**TASK DETAILS**
Copy every line from the data below in which the string "actual" can be found.

··· RECORDS FOR PROCESSING ···

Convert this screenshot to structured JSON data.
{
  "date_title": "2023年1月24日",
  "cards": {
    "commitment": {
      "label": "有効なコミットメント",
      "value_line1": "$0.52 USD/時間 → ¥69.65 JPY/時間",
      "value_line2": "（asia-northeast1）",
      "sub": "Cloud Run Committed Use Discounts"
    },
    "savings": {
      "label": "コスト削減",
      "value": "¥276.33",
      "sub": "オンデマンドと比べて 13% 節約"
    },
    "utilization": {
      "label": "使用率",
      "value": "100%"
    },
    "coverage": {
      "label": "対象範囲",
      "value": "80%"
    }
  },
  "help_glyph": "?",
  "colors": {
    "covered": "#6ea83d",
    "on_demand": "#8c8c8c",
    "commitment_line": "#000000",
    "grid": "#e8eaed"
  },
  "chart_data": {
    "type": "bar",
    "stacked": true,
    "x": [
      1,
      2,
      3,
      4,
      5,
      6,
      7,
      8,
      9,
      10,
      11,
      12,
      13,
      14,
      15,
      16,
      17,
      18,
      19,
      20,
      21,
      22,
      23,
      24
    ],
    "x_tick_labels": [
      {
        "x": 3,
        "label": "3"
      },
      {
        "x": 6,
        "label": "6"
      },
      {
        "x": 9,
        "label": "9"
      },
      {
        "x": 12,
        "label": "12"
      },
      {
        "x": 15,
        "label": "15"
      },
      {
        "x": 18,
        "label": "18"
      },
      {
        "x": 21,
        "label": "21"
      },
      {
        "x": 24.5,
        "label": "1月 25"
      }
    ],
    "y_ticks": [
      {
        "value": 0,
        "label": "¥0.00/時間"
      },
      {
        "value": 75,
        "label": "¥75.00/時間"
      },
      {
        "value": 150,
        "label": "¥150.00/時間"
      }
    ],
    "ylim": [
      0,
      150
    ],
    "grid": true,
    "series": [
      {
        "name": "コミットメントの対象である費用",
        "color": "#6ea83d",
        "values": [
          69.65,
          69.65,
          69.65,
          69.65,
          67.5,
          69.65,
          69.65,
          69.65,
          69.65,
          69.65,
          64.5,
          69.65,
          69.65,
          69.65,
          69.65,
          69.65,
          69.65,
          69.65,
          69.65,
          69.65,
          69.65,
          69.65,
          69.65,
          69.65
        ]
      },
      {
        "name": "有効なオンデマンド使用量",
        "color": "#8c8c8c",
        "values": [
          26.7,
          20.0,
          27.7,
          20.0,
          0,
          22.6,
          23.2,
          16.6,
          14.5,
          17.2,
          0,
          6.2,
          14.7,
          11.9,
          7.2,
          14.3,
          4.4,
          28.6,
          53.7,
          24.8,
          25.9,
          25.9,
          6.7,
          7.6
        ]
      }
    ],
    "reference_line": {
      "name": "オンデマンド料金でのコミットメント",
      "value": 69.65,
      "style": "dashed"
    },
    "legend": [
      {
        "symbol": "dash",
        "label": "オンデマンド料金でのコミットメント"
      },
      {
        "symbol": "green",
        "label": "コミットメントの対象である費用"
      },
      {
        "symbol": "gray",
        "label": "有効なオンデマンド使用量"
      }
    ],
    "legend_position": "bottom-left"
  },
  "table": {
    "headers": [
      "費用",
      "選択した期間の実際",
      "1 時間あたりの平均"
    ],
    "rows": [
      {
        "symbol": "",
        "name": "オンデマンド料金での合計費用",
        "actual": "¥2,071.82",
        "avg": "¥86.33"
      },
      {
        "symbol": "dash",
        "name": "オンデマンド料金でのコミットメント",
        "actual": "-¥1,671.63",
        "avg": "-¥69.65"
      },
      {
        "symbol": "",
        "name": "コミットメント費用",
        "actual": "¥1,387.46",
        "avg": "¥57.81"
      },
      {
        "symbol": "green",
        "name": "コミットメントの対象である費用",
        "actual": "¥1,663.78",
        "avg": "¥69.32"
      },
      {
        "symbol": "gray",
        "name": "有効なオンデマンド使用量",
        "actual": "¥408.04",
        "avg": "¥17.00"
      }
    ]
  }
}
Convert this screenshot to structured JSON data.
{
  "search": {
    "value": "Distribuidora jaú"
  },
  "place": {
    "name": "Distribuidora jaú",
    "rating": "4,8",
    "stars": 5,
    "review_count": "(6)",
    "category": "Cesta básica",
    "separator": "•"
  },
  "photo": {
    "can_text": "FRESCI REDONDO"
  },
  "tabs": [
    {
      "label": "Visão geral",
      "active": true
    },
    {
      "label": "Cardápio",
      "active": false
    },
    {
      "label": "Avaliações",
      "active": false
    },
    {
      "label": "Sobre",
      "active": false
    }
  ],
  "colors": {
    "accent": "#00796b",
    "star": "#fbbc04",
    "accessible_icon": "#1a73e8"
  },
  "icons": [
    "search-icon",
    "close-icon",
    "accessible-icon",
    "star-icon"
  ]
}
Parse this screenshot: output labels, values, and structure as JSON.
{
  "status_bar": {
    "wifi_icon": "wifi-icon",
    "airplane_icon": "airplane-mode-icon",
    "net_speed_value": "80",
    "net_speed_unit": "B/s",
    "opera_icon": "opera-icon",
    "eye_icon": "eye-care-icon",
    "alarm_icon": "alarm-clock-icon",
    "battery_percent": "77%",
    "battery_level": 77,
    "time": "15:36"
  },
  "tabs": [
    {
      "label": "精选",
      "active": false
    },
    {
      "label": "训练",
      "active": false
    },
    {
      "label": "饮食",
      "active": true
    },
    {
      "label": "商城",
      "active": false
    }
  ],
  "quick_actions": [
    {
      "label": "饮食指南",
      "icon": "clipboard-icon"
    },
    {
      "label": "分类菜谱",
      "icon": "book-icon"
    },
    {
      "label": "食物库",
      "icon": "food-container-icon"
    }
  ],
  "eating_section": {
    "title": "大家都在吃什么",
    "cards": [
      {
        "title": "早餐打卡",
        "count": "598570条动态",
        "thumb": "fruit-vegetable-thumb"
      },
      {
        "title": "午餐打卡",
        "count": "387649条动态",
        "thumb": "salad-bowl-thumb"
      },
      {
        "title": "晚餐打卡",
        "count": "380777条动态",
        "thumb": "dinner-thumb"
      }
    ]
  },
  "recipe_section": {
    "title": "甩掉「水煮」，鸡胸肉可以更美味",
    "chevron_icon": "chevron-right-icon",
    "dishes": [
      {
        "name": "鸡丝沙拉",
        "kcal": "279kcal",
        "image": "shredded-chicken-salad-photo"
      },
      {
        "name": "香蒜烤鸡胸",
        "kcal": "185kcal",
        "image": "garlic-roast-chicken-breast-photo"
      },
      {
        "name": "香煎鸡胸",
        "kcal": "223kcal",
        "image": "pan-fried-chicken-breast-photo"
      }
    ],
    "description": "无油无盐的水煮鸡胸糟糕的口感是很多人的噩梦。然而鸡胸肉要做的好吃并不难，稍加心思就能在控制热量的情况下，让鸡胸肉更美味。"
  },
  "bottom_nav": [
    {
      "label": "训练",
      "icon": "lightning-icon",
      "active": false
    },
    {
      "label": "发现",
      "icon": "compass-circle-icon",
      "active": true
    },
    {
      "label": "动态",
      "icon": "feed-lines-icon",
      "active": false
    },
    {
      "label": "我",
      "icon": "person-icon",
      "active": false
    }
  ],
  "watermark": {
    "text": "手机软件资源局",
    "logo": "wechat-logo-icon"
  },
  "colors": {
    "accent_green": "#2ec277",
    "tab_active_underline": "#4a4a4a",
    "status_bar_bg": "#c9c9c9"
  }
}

···

**RESPONSE**
        "actual": "¥2,071.82",
        "actual": "-¥1,671.63",
        "actual": "¥1,387.46",
        "actual": "¥1,663.78",
        "actual": "¥408.04",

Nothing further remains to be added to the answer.